SET PROBLEM - Your task is to repeat the entries underneath exactly, minus the pictures.

--- START ENTRIES ---

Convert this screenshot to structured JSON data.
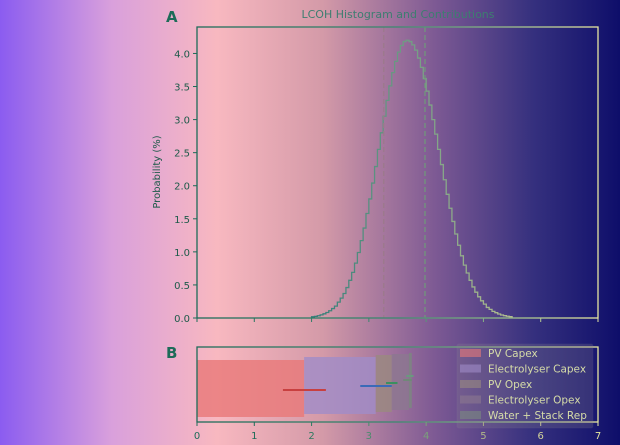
{
  "chart_data": [
    {
      "panel_label": "A",
      "type": "histogram",
      "title": "LCOH Histogram and Contributions",
      "xlabel": "",
      "ylabel": "Probability (%)",
      "xlim": [
        0,
        7
      ],
      "ylim": [
        0,
        4.4
      ],
      "yticks": [
        "0.0",
        "0.5",
        "1.0",
        "1.5",
        "2.0",
        "2.5",
        "3.0",
        "3.5",
        "4.0"
      ],
      "bin_start": 2.0,
      "bin_width": 0.05,
      "values": [
        0.018,
        0.025,
        0.034,
        0.047,
        0.063,
        0.083,
        0.11,
        0.143,
        0.18,
        0.24,
        0.3,
        0.37,
        0.46,
        0.57,
        0.69,
        0.83,
        0.99,
        1.17,
        1.36,
        1.58,
        1.8,
        2.04,
        2.29,
        2.55,
        2.8,
        3.05,
        3.29,
        3.51,
        3.71,
        3.88,
        4.02,
        4.12,
        4.18,
        4.2,
        4.18,
        4.13,
        4.05,
        3.93,
        3.79,
        3.62,
        3.43,
        3.22,
        3.0,
        2.78,
        2.55,
        2.32,
        2.09,
        1.87,
        1.66,
        1.46,
        1.27,
        1.1,
        0.94,
        0.8,
        0.68,
        0.57,
        0.47,
        0.39,
        0.32,
        0.26,
        0.21,
        0.16,
        0.13,
        0.1,
        0.08,
        0.06,
        0.045,
        0.035,
        0.026,
        0.02
      ],
      "vlines": [
        3.26,
        3.98
      ],
      "grid": false
    },
    {
      "panel_label": "B",
      "type": "stacked-horizontal-bar",
      "xlim": [
        0,
        7
      ],
      "xticks": [
        "0",
        "1",
        "2",
        "3",
        "4",
        "5",
        "6",
        "7"
      ],
      "legend_position": "right",
      "series": [
        {
          "name": "PV Capex",
          "start": 0,
          "value": 1.87,
          "err": [
            1.5,
            2.25
          ],
          "color": "#e87878",
          "err_color": "#c84040"
        },
        {
          "name": "Electrolyser Capex",
          "start": 1.87,
          "value": 1.25,
          "err": [
            2.85,
            3.4
          ],
          "color": "#a08cc8",
          "err_color": "#3a6ab8"
        },
        {
          "name": "PV Opex",
          "start": 3.12,
          "value": 0.28,
          "err": [
            3.3,
            3.5
          ],
          "color": "#9a8a80",
          "err_color": "#3a9060"
        },
        {
          "name": "Electrolyser Opex",
          "start": 3.4,
          "value": 0.3,
          "err": [
            3.6,
            3.75
          ],
          "color": "#8c7890",
          "err_color": "#708878"
        },
        {
          "name": "Water + Stack Rep",
          "start": 3.7,
          "value": 0.05,
          "err": [
            3.65,
            3.78
          ],
          "color": "#7a8880",
          "err_color": "#6a9880"
        }
      ]
    }
  ]
}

--- END ENTRIES ---

FINISHED EXERCISE -
Convert this screenshot to structured JSON data.
{
  "chart_data": [
    {
      "panel_label": "A",
      "type": "histogram",
      "title": "LCOH Histogram and Contributions",
      "xlabel": "",
      "ylabel": "Probability (%)",
      "xlim": [
        0,
        7
      ],
      "ylim": [
        0,
        4.4
      ],
      "yticks": [
        "0.0",
        "0.5",
        "1.0",
        "1.5",
        "2.0",
        "2.5",
        "3.0",
        "3.5",
        "4.0"
      ],
      "bin_start": 2.0,
      "bin_width": 0.05,
      "values": [
        0.018,
        0.025,
        0.034,
        0.047,
        0.063,
        0.083,
        0.11,
        0.143,
        0.18,
        0.24,
        0.3,
        0.37,
        0.46,
        0.57,
        0.69,
        0.83,
        0.99,
        1.17,
        1.36,
        1.58,
        1.8,
        2.04,
        2.29,
        2.55,
        2.8,
        3.05,
        3.29,
        3.51,
        3.71,
        3.88,
        4.02,
        4.12,
        4.18,
        4.2,
        4.18,
        4.13,
        4.05,
        3.93,
        3.79,
        3.62,
        3.43,
        3.22,
        3.0,
        2.78,
        2.55,
        2.32,
        2.09,
        1.87,
        1.66,
        1.46,
        1.27,
        1.1,
        0.94,
        0.8,
        0.68,
        0.57,
        0.47,
        0.39,
        0.32,
        0.26,
        0.21,
        0.16,
        0.13,
        0.1,
        0.08,
        0.06,
        0.045,
        0.035,
        0.026,
        0.02
      ],
      "vlines": [
        3.26,
        3.98
      ],
      "grid": false
    },
    {
      "panel_label": "B",
      "type": "stacked-horizontal-bar",
      "xlim": [
        0,
        7
      ],
      "xticks": [
        "0",
        "1",
        "2",
        "3",
        "4",
        "5",
        "6",
        "7"
      ],
      "legend_position": "right",
      "series": [
        {
          "name": "PV Capex",
          "start": 0,
          "value": 1.87,
          "err": [
            1.5,
            2.25
          ],
          "color": "#e87878",
          "err_color": "#c84040"
        },
        {
          "name": "Electrolyser Capex",
          "start": 1.87,
          "value": 1.25,
          "err": [
            2.85,
            3.4
          ],
          "color": "#a08cc8",
          "err_color": "#3a6ab8"
        },
        {
          "name": "PV Opex",
          "start": 3.12,
          "value": 0.28,
          "err": [
            3.3,
            3.5
          ],
          "color": "#9a8a80",
          "err_color": "#3a9060"
        },
        {
          "name": "Electrolyser Opex",
          "start": 3.4,
          "value": 0.3,
          "err": [
            3.6,
            3.75
          ],
          "color": "#8c7890",
          "err_color": "#708878"
        },
        {
          "name": "Water + Stack Rep",
          "start": 3.7,
          "value": 0.05,
          "err": [
            3.65,
            3.78
          ],
          "color": "#7a8880",
          "err_color": "#6a9880"
        }
      ]
    }
  ]
}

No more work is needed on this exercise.